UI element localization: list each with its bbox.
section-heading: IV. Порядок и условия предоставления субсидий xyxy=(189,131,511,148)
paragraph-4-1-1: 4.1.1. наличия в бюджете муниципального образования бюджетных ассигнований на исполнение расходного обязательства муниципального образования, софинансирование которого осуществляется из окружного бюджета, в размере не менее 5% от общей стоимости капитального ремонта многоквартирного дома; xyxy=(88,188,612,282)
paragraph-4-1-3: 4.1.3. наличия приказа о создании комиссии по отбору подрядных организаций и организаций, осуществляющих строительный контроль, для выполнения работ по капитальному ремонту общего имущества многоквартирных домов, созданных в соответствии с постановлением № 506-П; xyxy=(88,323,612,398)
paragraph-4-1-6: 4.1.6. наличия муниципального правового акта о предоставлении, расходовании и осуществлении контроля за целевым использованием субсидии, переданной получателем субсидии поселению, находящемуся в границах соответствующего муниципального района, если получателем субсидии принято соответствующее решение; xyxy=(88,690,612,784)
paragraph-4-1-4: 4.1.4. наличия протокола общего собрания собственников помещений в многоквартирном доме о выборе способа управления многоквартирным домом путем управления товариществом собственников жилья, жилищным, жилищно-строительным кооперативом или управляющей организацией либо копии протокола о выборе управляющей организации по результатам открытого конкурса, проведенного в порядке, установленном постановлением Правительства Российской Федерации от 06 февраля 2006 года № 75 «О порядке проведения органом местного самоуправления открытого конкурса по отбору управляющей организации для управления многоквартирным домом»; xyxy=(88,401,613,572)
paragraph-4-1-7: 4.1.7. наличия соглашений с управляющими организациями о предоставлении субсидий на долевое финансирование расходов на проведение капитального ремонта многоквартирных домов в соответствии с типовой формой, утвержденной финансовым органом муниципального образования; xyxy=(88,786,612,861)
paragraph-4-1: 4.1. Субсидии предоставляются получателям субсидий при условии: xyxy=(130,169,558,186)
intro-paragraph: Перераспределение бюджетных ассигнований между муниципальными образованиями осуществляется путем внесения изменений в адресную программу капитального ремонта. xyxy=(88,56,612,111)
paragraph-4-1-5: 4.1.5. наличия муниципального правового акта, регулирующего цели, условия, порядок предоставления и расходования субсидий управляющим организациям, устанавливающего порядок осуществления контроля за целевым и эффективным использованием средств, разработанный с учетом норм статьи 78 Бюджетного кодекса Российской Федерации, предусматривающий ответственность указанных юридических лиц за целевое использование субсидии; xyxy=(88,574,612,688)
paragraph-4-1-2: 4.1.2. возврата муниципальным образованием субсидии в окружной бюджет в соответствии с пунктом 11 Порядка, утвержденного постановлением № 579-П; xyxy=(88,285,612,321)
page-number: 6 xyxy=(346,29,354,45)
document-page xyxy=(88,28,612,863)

★ ★ ★ ★ ★

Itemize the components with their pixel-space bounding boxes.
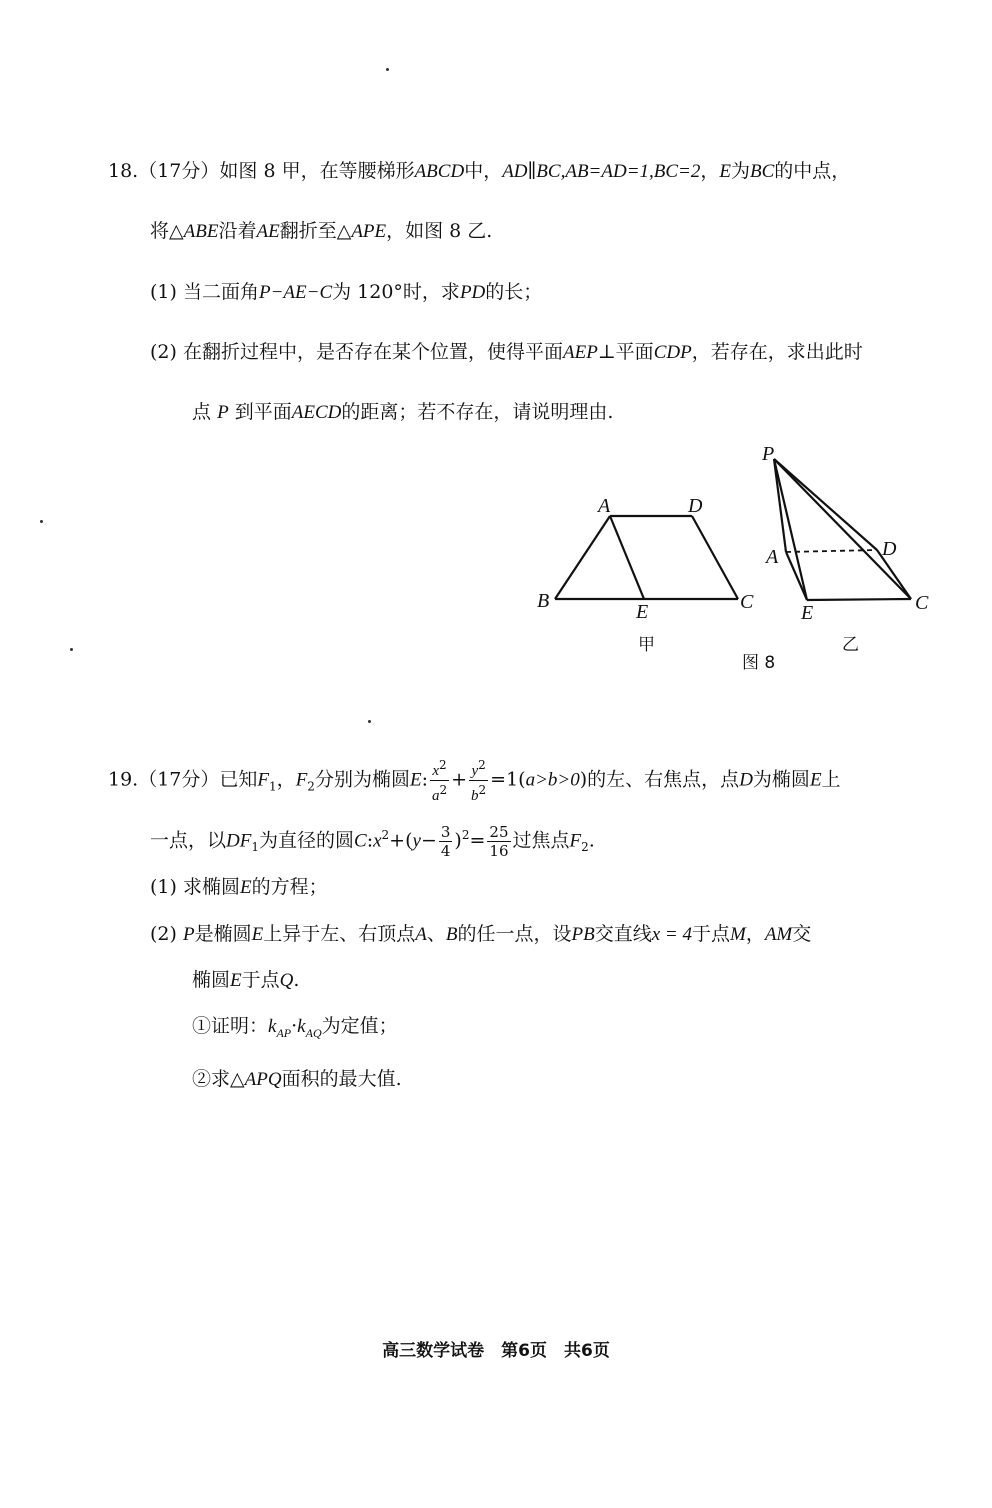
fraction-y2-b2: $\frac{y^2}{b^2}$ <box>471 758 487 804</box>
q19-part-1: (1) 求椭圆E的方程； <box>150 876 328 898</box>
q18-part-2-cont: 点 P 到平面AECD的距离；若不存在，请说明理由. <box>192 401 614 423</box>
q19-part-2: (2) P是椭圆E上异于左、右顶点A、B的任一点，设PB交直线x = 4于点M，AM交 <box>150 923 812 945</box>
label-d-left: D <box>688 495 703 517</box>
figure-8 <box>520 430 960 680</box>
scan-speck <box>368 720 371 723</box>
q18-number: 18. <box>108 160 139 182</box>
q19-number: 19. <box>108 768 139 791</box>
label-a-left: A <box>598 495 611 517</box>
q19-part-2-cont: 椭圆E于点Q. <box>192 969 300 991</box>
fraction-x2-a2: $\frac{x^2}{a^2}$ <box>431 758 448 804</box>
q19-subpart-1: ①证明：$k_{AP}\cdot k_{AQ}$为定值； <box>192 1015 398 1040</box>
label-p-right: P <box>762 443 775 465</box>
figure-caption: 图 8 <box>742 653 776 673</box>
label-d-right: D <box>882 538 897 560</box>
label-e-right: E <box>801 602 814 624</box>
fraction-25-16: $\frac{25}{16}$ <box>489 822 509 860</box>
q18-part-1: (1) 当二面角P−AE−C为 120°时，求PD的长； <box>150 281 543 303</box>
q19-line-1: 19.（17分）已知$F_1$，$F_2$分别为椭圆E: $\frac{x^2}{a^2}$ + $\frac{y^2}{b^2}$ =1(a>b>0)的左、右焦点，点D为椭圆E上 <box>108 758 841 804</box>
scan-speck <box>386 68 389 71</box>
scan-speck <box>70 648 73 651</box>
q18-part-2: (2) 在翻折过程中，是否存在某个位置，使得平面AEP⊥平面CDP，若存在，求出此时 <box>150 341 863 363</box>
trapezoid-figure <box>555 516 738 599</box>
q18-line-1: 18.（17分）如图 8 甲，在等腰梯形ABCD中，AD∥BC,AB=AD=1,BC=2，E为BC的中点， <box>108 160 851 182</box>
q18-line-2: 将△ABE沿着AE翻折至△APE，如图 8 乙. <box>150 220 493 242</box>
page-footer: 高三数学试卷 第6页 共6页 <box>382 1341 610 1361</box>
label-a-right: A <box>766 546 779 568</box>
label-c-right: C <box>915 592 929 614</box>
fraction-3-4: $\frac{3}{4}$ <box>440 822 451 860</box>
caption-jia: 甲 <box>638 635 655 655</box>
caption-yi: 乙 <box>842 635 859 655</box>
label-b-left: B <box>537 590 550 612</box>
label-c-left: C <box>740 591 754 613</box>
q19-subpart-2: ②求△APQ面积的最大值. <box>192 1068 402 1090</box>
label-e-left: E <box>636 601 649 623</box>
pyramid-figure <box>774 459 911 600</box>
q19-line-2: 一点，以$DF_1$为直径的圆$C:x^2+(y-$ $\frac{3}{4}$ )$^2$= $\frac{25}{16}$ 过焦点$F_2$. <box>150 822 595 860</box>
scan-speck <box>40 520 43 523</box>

★ ★ ★ ★ ★

• [WORK TO DO] Output the lines again verbatim, beginning at the line that contains "UI element localization: list" and ending after the line that contains "paragraph-4-1-1: 4.1.1. наличия".

• [SOLUTION TO THE PROBLEM]
UI element localization: list each with its bbox.
section-heading: IV. Порядок и условия предоставления субсидий xyxy=(189,131,511,148)
paragraph-4-1-1: 4.1.1. наличия в бюджете муниципального образования бюджетных ассигнований на исполнение расходного обязательства муниципального образования, софинансирование которого осуществляется из окружного бюджета, в размере не менее 5% от общей стоимости капитального ремонта многоквартирного дома; xyxy=(88,188,612,282)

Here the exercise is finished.